WORK REQUIRED:
Copy out, from the entries below, each line holding the string "transactions".

INPUT ROWS:
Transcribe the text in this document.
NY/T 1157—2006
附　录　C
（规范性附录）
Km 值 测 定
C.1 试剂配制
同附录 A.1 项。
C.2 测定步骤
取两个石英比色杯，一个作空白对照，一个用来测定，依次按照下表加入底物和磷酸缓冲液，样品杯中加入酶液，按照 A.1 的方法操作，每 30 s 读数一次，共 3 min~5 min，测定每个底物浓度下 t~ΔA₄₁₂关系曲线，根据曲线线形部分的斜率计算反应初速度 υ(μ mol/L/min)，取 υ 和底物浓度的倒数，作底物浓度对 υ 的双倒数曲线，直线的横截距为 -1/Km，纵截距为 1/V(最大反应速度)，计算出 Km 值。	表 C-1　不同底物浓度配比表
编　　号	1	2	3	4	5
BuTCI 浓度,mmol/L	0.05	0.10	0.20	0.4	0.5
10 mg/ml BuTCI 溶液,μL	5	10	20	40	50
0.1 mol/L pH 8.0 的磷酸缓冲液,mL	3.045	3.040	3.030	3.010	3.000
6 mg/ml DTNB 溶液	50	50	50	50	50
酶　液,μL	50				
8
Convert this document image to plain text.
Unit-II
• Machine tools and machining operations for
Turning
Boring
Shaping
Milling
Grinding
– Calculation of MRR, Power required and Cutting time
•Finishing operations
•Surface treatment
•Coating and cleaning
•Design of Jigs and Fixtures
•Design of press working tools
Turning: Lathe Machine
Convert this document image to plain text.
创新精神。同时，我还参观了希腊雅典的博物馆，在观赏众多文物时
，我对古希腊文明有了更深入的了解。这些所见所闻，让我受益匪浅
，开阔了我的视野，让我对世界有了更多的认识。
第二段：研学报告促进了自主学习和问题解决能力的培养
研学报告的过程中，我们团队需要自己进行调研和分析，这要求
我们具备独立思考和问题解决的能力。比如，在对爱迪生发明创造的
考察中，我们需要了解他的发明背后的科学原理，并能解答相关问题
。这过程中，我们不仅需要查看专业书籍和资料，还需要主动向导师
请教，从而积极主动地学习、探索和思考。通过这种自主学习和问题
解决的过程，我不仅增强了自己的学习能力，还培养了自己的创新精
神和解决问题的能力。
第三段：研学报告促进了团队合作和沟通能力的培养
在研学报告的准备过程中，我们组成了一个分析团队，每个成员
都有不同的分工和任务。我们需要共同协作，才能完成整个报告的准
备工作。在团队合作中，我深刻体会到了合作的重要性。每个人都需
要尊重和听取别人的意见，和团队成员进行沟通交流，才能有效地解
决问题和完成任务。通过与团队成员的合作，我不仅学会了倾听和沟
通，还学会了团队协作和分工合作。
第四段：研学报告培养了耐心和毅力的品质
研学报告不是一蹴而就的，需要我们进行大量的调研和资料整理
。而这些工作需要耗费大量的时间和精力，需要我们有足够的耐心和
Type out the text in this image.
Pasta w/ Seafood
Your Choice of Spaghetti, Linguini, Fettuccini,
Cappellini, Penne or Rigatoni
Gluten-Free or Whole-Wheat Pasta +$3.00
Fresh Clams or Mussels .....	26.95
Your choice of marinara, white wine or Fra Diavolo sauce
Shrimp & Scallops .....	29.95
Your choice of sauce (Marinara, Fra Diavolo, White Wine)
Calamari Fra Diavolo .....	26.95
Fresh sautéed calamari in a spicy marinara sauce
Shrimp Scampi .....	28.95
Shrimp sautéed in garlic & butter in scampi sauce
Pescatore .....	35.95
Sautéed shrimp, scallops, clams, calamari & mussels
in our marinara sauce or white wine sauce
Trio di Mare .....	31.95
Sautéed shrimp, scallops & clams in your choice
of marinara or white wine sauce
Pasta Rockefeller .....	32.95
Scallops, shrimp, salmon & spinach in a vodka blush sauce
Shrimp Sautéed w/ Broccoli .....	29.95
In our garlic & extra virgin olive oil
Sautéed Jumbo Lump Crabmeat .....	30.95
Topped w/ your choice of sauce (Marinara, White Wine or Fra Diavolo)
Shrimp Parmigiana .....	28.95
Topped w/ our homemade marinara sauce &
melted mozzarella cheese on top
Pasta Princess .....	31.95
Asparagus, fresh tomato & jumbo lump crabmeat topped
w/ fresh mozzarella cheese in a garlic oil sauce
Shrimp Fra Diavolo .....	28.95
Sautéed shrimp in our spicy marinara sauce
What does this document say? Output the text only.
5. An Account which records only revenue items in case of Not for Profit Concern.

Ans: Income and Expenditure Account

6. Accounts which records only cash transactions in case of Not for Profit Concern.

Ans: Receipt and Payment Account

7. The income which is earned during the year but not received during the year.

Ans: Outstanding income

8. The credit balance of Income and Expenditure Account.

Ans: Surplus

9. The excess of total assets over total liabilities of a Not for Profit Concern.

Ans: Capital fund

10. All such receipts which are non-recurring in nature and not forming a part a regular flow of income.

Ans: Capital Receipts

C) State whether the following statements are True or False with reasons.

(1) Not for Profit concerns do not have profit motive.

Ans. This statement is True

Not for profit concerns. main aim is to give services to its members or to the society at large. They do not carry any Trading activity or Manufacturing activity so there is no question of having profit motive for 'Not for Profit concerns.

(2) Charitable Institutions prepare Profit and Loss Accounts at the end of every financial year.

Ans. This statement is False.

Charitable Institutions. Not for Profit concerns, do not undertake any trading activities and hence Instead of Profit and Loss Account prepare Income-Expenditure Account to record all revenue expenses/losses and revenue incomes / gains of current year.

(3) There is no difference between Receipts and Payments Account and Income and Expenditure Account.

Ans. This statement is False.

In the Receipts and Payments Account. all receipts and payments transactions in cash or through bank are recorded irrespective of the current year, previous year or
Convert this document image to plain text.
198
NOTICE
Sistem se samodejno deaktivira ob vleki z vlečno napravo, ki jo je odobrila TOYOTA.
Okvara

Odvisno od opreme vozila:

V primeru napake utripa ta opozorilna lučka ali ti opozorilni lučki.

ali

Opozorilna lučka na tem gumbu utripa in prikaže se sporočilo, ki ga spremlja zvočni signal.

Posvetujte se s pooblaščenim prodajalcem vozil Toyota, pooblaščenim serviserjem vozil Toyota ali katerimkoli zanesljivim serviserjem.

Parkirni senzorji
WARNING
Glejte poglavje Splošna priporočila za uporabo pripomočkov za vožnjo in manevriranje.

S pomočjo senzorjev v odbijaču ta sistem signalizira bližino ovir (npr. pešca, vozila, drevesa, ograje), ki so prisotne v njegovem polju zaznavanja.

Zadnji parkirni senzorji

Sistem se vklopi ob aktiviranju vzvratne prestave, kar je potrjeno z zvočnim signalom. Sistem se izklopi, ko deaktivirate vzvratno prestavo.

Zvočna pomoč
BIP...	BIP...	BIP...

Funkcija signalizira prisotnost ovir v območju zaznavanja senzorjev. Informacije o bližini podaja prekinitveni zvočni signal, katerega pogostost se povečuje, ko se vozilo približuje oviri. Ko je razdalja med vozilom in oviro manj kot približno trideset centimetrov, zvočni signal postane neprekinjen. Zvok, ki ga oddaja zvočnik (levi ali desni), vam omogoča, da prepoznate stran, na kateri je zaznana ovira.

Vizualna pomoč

TASK RESPONSE:
6. Accounts which records only cash transactions in case of Not for Profit Concern.
In the Receipts and Payments Account. all receipts and payments transactions in cash or through bank are recorded irrespective of the current year, previous year or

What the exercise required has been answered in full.